### [Task to complete]
Your task is to retype each line of the data below exactly.

[Stored items from a collection]
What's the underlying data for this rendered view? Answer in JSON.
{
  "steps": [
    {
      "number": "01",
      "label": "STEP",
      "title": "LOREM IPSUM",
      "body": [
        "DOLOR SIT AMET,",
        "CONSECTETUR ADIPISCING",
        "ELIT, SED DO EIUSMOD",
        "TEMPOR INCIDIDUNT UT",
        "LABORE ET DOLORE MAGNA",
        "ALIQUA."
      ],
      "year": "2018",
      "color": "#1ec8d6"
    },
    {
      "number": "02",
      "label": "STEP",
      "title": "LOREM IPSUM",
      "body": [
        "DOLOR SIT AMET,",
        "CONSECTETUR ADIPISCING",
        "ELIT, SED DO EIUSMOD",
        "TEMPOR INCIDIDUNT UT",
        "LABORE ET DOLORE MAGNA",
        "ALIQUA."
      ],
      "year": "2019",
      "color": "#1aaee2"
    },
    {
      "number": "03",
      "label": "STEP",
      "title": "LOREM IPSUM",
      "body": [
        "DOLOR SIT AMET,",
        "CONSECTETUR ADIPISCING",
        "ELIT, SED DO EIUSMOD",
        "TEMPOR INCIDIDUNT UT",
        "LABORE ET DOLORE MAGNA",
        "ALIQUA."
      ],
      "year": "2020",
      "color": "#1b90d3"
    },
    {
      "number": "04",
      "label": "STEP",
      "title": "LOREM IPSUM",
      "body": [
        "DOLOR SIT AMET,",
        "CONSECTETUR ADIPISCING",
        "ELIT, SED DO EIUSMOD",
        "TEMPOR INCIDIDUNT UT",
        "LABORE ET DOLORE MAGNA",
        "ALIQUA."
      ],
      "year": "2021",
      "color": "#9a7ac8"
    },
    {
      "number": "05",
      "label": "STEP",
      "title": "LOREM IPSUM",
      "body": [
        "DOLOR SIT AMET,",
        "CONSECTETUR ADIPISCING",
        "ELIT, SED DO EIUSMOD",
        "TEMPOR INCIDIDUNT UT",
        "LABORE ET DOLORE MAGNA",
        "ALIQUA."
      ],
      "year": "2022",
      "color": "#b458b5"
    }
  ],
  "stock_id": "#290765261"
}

### [Completed exercise]
What's the underlying data for this rendered view? Answer in JSON.
{
  "steps": [
    {
      "number": "01",
      "label": "STEP",
      "title": "LOREM IPSUM",
      "body": [
        "DOLOR SIT AMET,",
        "CONSECTETUR ADIPISCING",
        "ELIT, SED DO EIUSMOD",
        "TEMPOR INCIDIDUNT UT",
        "LABORE ET DOLORE MAGNA",
        "ALIQUA."
      ],
      "year": "2018",
      "color": "#1ec8d6"
    },
    {
      "number": "02",
      "label": "STEP",
      "title": "LOREM IPSUM",
      "body": [
        "DOLOR SIT AMET,",
        "CONSECTETUR ADIPISCING",
        "ELIT, SED DO EIUSMOD",
        "TEMPOR INCIDIDUNT UT",
        "LABORE ET DOLORE MAGNA",
        "ALIQUA."
      ],
      "year": "2019",
      "color": "#1aaee2"
    },
    {
      "number": "03",
      "label": "STEP",
      "title": "LOREM IPSUM",
      "body": [
        "DOLOR SIT AMET,",
        "CONSECTETUR ADIPISCING",
        "ELIT, SED DO EIUSMOD",
        "TEMPOR INCIDIDUNT UT",
        "LABORE ET DOLORE MAGNA",
        "ALIQUA."
      ],
      "year": "2020",
      "color": "#1b90d3"
    },
    {
      "number": "04",
      "label": "STEP",
      "title": "LOREM IPSUM",
      "body": [
        "DOLOR SIT AMET,",
        "CONSECTETUR ADIPISCING",
        "ELIT, SED DO EIUSMOD",
        "TEMPOR INCIDIDUNT UT",
        "LABORE ET DOLORE MAGNA",
        "ALIQUA."
      ],
      "year": "2021",
      "color": "#9a7ac8"
    },
    {
      "number": "05",
      "label": "STEP",
      "title": "LOREM IPSUM",
      "body": [
        "DOLOR SIT AMET,",
        "CONSECTETUR ADIPISCING",
        "ELIT, SED DO EIUSMOD",
        "TEMPOR INCIDIDUNT UT",
        "LABORE ET DOLORE MAGNA",
        "ALIQUA."
      ],
      "year": "2022",
      "color": "#b458b5"
    }
  ],
  "stock_id": "#290765261"
}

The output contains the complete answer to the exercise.